▶ **SHORT PROBLEM**
Reproduce every line of the records below, with no changes.

▶ **DATA FOR THE TASK**
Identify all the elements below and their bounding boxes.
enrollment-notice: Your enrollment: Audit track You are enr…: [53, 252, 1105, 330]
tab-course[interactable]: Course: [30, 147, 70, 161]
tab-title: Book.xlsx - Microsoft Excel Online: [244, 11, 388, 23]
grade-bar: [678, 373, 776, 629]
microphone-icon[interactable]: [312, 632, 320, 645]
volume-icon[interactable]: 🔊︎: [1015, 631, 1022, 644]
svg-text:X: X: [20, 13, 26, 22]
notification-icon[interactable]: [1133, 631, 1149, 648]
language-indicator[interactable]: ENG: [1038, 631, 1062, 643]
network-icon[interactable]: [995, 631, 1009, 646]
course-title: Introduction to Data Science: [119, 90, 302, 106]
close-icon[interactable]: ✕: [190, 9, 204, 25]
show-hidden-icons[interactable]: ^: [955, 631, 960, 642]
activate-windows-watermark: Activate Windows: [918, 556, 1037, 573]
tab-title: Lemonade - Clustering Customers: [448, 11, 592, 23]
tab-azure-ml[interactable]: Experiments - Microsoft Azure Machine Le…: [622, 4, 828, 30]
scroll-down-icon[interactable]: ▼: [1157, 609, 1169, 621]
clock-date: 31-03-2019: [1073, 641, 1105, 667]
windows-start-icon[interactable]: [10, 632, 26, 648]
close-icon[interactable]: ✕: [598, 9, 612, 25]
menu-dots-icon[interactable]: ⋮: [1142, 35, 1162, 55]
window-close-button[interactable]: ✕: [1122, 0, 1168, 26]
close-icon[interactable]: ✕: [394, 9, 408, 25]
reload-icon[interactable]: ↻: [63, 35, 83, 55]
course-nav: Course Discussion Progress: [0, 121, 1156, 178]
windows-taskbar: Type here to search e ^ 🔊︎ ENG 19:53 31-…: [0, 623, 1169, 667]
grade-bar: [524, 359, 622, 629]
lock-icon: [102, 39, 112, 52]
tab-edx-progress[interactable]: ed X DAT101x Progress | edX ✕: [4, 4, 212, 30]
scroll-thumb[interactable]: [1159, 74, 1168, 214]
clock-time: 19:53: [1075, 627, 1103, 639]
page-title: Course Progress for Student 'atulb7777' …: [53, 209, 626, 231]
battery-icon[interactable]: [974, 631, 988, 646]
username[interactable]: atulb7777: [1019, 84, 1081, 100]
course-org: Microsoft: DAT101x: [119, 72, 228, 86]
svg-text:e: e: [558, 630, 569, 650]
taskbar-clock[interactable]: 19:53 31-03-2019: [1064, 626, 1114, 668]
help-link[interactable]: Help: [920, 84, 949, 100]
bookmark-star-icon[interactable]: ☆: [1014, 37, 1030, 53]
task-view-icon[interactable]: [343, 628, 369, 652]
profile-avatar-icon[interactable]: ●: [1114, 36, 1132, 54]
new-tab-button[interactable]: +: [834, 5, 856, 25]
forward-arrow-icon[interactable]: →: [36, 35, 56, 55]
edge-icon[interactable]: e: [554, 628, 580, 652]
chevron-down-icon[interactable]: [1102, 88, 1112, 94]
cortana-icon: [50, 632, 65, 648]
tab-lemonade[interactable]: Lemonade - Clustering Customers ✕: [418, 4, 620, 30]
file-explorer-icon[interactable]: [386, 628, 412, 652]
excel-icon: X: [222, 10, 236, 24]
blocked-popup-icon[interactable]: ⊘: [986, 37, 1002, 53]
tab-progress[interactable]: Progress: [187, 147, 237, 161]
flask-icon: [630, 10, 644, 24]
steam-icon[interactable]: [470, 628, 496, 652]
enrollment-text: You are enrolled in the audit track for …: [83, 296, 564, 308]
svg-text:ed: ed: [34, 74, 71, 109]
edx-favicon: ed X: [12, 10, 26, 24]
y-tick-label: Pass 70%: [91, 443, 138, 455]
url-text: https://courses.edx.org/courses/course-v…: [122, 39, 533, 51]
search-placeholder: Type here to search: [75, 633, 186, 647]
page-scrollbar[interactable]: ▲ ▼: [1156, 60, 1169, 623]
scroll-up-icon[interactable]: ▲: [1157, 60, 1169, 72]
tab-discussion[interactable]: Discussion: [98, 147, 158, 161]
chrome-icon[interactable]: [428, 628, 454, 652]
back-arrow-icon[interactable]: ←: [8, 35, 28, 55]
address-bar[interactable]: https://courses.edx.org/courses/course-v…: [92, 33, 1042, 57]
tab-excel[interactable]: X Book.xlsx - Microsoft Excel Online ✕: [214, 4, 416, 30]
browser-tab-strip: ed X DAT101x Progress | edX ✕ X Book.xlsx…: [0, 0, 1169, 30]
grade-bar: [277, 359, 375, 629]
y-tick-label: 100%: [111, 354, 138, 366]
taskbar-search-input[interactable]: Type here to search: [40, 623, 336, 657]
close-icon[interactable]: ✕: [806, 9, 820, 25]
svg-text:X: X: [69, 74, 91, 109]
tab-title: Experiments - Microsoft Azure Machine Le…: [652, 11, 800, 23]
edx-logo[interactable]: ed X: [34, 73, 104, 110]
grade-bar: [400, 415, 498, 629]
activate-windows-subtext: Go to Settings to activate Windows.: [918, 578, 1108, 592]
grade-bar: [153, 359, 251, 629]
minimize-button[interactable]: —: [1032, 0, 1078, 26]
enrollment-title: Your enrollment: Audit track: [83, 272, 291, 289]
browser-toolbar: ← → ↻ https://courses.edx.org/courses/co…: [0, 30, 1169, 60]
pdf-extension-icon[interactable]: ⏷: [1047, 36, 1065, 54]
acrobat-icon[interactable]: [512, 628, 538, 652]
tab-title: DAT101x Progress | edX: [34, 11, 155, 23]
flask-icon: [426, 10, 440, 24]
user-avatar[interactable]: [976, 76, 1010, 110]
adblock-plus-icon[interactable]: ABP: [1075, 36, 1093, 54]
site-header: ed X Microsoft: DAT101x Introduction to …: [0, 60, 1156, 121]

▶ **TASK OUTPUT**
Identify all the elements below and their bounding boxes.
enrollment-notice: Your enrollment: Audit track You are enr…: [53, 252, 1105, 330]
tab-course[interactable]: Course: [30, 147, 70, 161]
tab-title: Book.xlsx - Microsoft Excel Online: [244, 11, 388, 23]
grade-bar: [678, 373, 776, 629]
microphone-icon[interactable]: [312, 632, 320, 645]
volume-icon[interactable]: 🔊︎: [1015, 631, 1022, 644]
svg-text:X: X: [20, 13, 26, 22]
notification-icon[interactable]: [1133, 631, 1149, 648]
language-indicator[interactable]: ENG: [1038, 631, 1062, 643]
network-icon[interactable]: [995, 631, 1009, 646]
course-title: Introduction to Data Science: [119, 90, 302, 106]
close-icon[interactable]: ✕: [190, 9, 204, 25]
show-hidden-icons[interactable]: ^: [955, 631, 960, 642]
activate-windows-watermark: Activate Windows: [918, 556, 1037, 573]
tab-title: Lemonade - Clustering Customers: [448, 11, 592, 23]
tab-azure-ml[interactable]: Experiments - Microsoft Azure Machine Le…: [622, 4, 828, 30]
scroll-down-icon[interactable]: ▼: [1157, 609, 1169, 621]
clock-date: 31-03-2019: [1073, 641, 1105, 667]
windows-start-icon[interactable]: [10, 632, 26, 648]
close-icon[interactable]: ✕: [598, 9, 612, 25]
menu-dots-icon[interactable]: ⋮: [1142, 35, 1162, 55]
window-close-button[interactable]: ✕: [1122, 0, 1168, 26]
close-icon[interactable]: ✕: [394, 9, 408, 25]
reload-icon[interactable]: ↻: [63, 35, 83, 55]
course-nav: Course Discussion Progress: [0, 121, 1156, 178]
windows-taskbar: Type here to search e ^ 🔊︎ ENG 19:53 31-…: [0, 623, 1169, 667]
grade-bar: [524, 359, 622, 629]
lock-icon: [102, 39, 112, 52]
tab-edx-progress[interactable]: ed X DAT101x Progress | edX ✕: [4, 4, 212, 30]
scroll-thumb[interactable]: [1159, 74, 1168, 214]
clock-time: 19:53: [1075, 627, 1103, 639]
page-title: Course Progress for Student 'atulb7777' …: [53, 209, 626, 231]
battery-icon[interactable]: [974, 631, 988, 646]
username[interactable]: atulb7777: [1019, 84, 1081, 100]
course-org: Microsoft: DAT101x: [119, 72, 228, 86]
svg-text:e: e: [558, 630, 569, 650]
taskbar-clock[interactable]: 19:53 31-03-2019: [1064, 626, 1114, 668]
help-link[interactable]: Help: [920, 84, 949, 100]
bookmark-star-icon[interactable]: ☆: [1014, 37, 1030, 53]
task-view-icon[interactable]: [343, 628, 369, 652]
profile-avatar-icon[interactable]: ●: [1114, 36, 1132, 54]
new-tab-button[interactable]: +: [834, 5, 856, 25]
forward-arrow-icon[interactable]: →: [36, 35, 56, 55]
edge-icon[interactable]: e: [554, 628, 580, 652]
chevron-down-icon[interactable]: [1102, 88, 1112, 94]
cortana-icon: [50, 632, 65, 648]
tab-lemonade[interactable]: Lemonade - Clustering Customers ✕: [418, 4, 620, 30]
file-explorer-icon[interactable]: [386, 628, 412, 652]
excel-icon: X: [222, 10, 236, 24]
blocked-popup-icon[interactable]: ⊘: [986, 37, 1002, 53]
tab-progress[interactable]: Progress: [187, 147, 237, 161]
flask-icon: [630, 10, 644, 24]
steam-icon[interactable]: [470, 628, 496, 652]
enrollment-text: You are enrolled in the audit track for …: [83, 296, 564, 308]
svg-text:ed: ed: [34, 74, 71, 109]
edx-favicon: ed X: [12, 10, 26, 24]
y-tick-label: Pass 70%: [91, 443, 138, 455]
url-text: https://courses.edx.org/courses/course-v…: [122, 39, 533, 51]
search-placeholder: Type here to search: [75, 633, 186, 647]
page-scrollbar[interactable]: ▲ ▼: [1156, 60, 1169, 623]
scroll-up-icon[interactable]: ▲: [1157, 60, 1169, 72]
tab-discussion[interactable]: Discussion: [98, 147, 158, 161]
chrome-icon[interactable]: [428, 628, 454, 652]
back-arrow-icon[interactable]: ←: [8, 35, 28, 55]
address-bar[interactable]: https://courses.edx.org/courses/course-v…: [92, 33, 1042, 57]
tab-excel[interactable]: X Book.xlsx - Microsoft Excel Online ✕: [214, 4, 416, 30]
browser-tab-strip: ed X DAT101x Progress | edX ✕ X Book.xlsx…: [0, 0, 1169, 30]
grade-bar: [277, 359, 375, 629]
y-tick-label: 100%: [111, 354, 138, 366]
taskbar-search-input[interactable]: Type here to search: [40, 623, 336, 657]
close-icon[interactable]: ✕: [806, 9, 820, 25]
svg-text:X: X: [69, 74, 91, 109]
tab-title: Experiments - Microsoft Azure Machine Le…: [652, 11, 800, 23]
edx-logo[interactable]: ed X: [34, 73, 104, 110]
grade-bar: [400, 415, 498, 629]
activate-windows-subtext: Go to Settings to activate Windows.: [918, 578, 1108, 592]
grade-bar: [153, 359, 251, 629]
minimize-button[interactable]: —: [1032, 0, 1078, 26]
enrollment-title: Your enrollment: Audit track: [83, 272, 291, 289]
browser-toolbar: ← → ↻ https://courses.edx.org/courses/co…: [0, 30, 1169, 60]
pdf-extension-icon[interactable]: ⏷: [1047, 36, 1065, 54]
acrobat-icon[interactable]: [512, 628, 538, 652]
tab-title: DAT101x Progress | edX: [34, 11, 155, 23]
flask-icon: [426, 10, 440, 24]
user-avatar[interactable]: [976, 76, 1010, 110]
adblock-plus-icon[interactable]: ABP: [1075, 36, 1093, 54]
site-header: ed X Microsoft: DAT101x Introduction to …: [0, 60, 1156, 121]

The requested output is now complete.